Written instruction
Pick out the lines below that include the string "ISBN".

####################

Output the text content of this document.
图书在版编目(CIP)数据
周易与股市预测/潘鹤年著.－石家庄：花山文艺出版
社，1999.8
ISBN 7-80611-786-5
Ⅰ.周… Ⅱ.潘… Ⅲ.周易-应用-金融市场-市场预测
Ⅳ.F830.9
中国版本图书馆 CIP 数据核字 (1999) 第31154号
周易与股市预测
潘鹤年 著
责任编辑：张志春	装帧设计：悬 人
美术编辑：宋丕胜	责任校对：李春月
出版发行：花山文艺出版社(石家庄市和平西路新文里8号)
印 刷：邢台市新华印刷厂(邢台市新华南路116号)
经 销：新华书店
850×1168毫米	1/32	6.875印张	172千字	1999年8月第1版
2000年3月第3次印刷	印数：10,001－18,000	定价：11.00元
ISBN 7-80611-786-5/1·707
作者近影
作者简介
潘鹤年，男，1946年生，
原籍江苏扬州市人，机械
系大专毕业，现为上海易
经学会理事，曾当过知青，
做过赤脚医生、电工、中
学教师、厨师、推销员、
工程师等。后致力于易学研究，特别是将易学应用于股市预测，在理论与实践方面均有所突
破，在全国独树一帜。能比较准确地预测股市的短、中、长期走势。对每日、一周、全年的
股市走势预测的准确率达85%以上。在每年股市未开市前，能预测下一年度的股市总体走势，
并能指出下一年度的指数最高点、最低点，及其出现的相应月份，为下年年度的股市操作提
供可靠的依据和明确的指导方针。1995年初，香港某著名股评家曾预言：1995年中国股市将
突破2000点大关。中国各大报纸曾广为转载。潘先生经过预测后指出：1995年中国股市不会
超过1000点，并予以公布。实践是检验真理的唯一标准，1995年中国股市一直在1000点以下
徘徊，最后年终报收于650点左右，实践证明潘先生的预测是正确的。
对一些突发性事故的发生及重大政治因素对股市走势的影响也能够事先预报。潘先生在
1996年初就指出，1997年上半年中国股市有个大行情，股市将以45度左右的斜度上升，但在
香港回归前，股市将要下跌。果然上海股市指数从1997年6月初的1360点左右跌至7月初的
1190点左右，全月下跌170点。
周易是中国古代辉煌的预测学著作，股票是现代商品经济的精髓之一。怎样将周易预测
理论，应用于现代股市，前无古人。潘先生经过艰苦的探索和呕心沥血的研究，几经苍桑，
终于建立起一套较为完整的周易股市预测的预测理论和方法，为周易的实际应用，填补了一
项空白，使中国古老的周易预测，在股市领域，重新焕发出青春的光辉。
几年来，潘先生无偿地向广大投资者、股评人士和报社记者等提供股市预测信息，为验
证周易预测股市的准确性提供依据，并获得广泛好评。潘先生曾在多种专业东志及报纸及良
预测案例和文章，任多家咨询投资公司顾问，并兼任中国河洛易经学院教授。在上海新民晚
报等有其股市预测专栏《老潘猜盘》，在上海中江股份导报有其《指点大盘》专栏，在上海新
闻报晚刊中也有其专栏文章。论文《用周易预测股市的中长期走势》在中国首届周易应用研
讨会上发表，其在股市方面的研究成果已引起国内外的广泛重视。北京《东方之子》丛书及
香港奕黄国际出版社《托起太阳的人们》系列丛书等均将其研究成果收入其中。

####################

Response below
ISBN 7-80611-786-5
ISBN 7-80611-786-5/1·707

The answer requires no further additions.